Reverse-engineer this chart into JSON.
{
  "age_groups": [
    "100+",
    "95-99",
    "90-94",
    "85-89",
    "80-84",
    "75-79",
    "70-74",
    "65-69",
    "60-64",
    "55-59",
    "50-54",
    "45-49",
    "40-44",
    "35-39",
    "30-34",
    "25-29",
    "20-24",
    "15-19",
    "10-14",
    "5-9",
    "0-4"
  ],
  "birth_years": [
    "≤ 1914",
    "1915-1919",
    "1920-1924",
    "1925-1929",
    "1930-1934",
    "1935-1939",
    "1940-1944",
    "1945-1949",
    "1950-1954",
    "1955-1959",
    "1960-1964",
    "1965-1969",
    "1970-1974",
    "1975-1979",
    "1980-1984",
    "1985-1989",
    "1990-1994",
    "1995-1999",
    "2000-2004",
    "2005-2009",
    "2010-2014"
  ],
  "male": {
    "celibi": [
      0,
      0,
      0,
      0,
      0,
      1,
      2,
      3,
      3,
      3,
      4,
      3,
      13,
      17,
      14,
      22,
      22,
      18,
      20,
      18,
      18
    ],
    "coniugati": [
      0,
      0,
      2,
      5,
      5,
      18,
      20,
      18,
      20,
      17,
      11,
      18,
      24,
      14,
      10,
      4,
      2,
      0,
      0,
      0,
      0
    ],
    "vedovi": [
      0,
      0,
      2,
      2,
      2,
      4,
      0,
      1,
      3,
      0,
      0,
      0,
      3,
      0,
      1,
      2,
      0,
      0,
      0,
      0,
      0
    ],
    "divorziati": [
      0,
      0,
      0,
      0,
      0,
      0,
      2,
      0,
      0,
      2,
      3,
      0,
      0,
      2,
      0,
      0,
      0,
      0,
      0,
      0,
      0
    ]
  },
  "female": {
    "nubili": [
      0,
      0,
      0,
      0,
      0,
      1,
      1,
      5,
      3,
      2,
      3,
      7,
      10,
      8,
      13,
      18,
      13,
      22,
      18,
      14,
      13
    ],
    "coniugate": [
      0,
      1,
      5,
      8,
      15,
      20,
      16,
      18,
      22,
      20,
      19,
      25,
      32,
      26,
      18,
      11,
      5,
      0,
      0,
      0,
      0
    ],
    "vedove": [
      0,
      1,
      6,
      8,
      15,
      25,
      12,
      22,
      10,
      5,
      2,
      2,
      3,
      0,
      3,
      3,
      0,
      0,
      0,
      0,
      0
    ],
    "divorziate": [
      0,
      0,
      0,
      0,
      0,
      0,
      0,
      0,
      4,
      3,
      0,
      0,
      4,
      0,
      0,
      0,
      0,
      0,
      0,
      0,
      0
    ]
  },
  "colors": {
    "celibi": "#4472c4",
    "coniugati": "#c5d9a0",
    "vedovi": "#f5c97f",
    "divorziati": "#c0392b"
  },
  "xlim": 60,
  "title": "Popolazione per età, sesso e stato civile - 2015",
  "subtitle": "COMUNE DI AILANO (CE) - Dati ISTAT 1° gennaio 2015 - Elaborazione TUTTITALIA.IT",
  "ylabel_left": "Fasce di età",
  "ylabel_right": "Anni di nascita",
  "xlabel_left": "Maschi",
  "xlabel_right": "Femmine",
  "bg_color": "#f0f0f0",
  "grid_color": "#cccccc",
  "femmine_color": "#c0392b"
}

**What is asked**
Set down all of the data above, word for word.

**Task response**
Reverse-engineer this chart into JSON.
{
  "age_groups": [
    "100+",
    "95-99",
    "90-94",
    "85-89",
    "80-84",
    "75-79",
    "70-74",
    "65-69",
    "60-64",
    "55-59",
    "50-54",
    "45-49",
    "40-44",
    "35-39",
    "30-34",
    "25-29",
    "20-24",
    "15-19",
    "10-14",
    "5-9",
    "0-4"
  ],
  "birth_years": [
    "≤ 1914",
    "1915-1919",
    "1920-1924",
    "1925-1929",
    "1930-1934",
    "1935-1939",
    "1940-1944",
    "1945-1949",
    "1950-1954",
    "1955-1959",
    "1960-1964",
    "1965-1969",
    "1970-1974",
    "1975-1979",
    "1980-1984",
    "1985-1989",
    "1990-1994",
    "1995-1999",
    "2000-2004",
    "2005-2009",
    "2010-2014"
  ],
  "male": {
    "celibi": [
      0,
      0,
      0,
      0,
      0,
      1,
      2,
      3,
      3,
      3,
      4,
      3,
      13,
      17,
      14,
      22,
      22,
      18,
      20,
      18,
      18
    ],
    "coniugati": [
      0,
      0,
      2,
      5,
      5,
      18,
      20,
      18,
      20,
      17,
      11,
      18,
      24,
      14,
      10,
      4,
      2,
      0,
      0,
      0,
      0
    ],
    "vedovi": [
      0,
      0,
      2,
      2,
      2,
      4,
      0,
      1,
      3,
      0,
      0,
      0,
      3,
      0,
      1,
      2,
      0,
      0,
      0,
      0,
      0
    ],
    "divorziati": [
      0,
      0,
      0,
      0,
      0,
      0,
      2,
      0,
      0,
      2,
      3,
      0,
      0,
      2,
      0,
      0,
      0,
      0,
      0,
      0,
      0
    ]
  },
  "female": {
    "nubili": [
      0,
      0,
      0,
      0,
      0,
      1,
      1,
      5,
      3,
      2,
      3,
      7,
      10,
      8,
      13,
      18,
      13,
      22,
      18,
      14,
      13
    ],
    "coniugate": [
      0,
      1,
      5,
      8,
      15,
      20,
      16,
      18,
      22,
      20,
      19,
      25,
      32,
      26,
      18,
      11,
      5,
      0,
      0,
      0,
      0
    ],
    "vedove": [
      0,
      1,
      6,
      8,
      15,
      25,
      12,
      22,
      10,
      5,
      2,
      2,
      3,
      0,
      3,
      3,
      0,
      0,
      0,
      0,
      0
    ],
    "divorziate": [
      0,
      0,
      0,
      0,
      0,
      0,
      0,
      0,
      4,
      3,
      0,
      0,
      4,
      0,
      0,
      0,
      0,
      0,
      0,
      0,
      0
    ]
  },
  "colors": {
    "celibi": "#4472c4",
    "coniugati": "#c5d9a0",
    "vedovi": "#f5c97f",
    "divorziati": "#c0392b"
  },
  "xlim": 60,
  "title": "Popolazione per età, sesso e stato civile - 2015",
  "subtitle": "COMUNE DI AILANO (CE) - Dati ISTAT 1° gennaio 2015 - Elaborazione TUTTITALIA.IT",
  "ylabel_left": "Fasce di età",
  "ylabel_right": "Anni di nascita",
  "xlabel_left": "Maschi",
  "xlabel_right": "Femmine",
  "bg_color": "#f0f0f0",
  "grid_color": "#cccccc",
  "femmine_color": "#c0392b"
}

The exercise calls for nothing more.